» EXERCISE OBJECTIVE
Tell how many lines have the string "наук" in them, and write nothing besides the number.

» MATERIAL TO PROCESS

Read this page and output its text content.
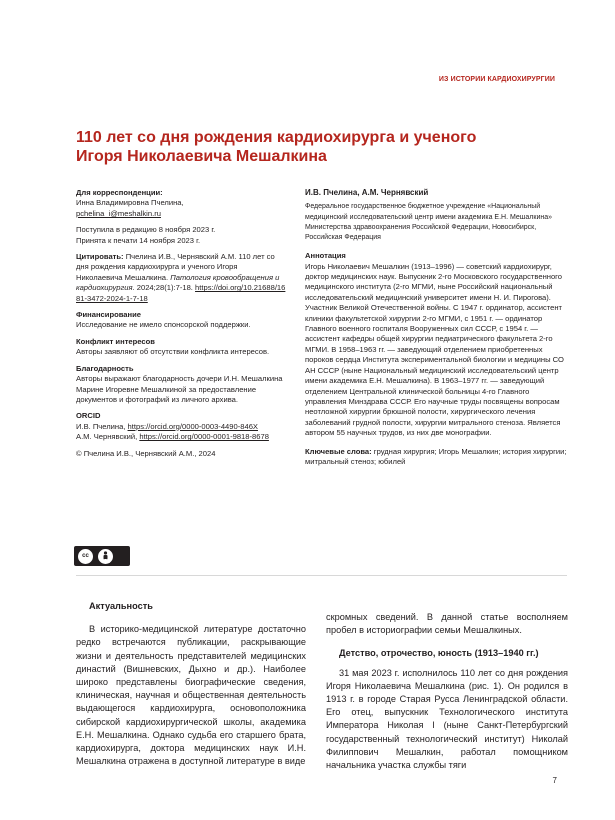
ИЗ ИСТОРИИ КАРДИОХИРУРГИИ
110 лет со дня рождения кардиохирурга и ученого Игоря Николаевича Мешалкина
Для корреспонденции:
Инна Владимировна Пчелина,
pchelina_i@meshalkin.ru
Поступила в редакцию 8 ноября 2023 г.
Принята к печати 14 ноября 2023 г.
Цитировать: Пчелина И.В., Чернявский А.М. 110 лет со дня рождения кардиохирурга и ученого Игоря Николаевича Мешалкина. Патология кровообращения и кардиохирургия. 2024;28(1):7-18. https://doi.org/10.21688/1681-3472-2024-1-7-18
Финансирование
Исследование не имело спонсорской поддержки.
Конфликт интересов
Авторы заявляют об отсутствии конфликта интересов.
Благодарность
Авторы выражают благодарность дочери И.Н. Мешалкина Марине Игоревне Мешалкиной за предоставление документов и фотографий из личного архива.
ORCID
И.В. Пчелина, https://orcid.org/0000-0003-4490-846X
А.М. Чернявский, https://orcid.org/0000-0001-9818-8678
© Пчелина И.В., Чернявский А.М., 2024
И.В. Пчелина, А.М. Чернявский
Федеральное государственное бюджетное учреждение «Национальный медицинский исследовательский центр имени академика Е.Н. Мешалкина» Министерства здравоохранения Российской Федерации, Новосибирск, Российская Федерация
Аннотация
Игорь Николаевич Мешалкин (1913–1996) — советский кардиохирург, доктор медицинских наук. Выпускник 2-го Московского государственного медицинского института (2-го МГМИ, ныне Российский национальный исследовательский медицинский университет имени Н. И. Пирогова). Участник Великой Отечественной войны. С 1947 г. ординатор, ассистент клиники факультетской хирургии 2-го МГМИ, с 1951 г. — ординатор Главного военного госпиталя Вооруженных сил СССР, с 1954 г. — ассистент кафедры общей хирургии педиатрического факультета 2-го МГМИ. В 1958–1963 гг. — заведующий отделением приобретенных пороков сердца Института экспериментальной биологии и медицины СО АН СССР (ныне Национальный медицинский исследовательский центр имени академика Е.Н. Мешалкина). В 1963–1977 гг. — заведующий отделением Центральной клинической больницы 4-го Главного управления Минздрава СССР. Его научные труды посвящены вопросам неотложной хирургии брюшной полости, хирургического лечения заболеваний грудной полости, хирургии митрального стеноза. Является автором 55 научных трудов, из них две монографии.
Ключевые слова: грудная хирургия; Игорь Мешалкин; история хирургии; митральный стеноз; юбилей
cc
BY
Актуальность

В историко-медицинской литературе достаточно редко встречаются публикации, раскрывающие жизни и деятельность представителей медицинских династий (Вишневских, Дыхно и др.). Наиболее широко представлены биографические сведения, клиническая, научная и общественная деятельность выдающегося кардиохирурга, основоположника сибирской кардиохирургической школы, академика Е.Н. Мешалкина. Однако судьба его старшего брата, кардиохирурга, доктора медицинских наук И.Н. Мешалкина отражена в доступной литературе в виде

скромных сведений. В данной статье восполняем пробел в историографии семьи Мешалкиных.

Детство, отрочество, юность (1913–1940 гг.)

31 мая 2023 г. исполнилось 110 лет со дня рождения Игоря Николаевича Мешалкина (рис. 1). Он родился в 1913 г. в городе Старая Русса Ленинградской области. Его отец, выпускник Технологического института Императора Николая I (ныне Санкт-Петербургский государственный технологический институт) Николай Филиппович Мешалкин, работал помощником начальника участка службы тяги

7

» REPLY
2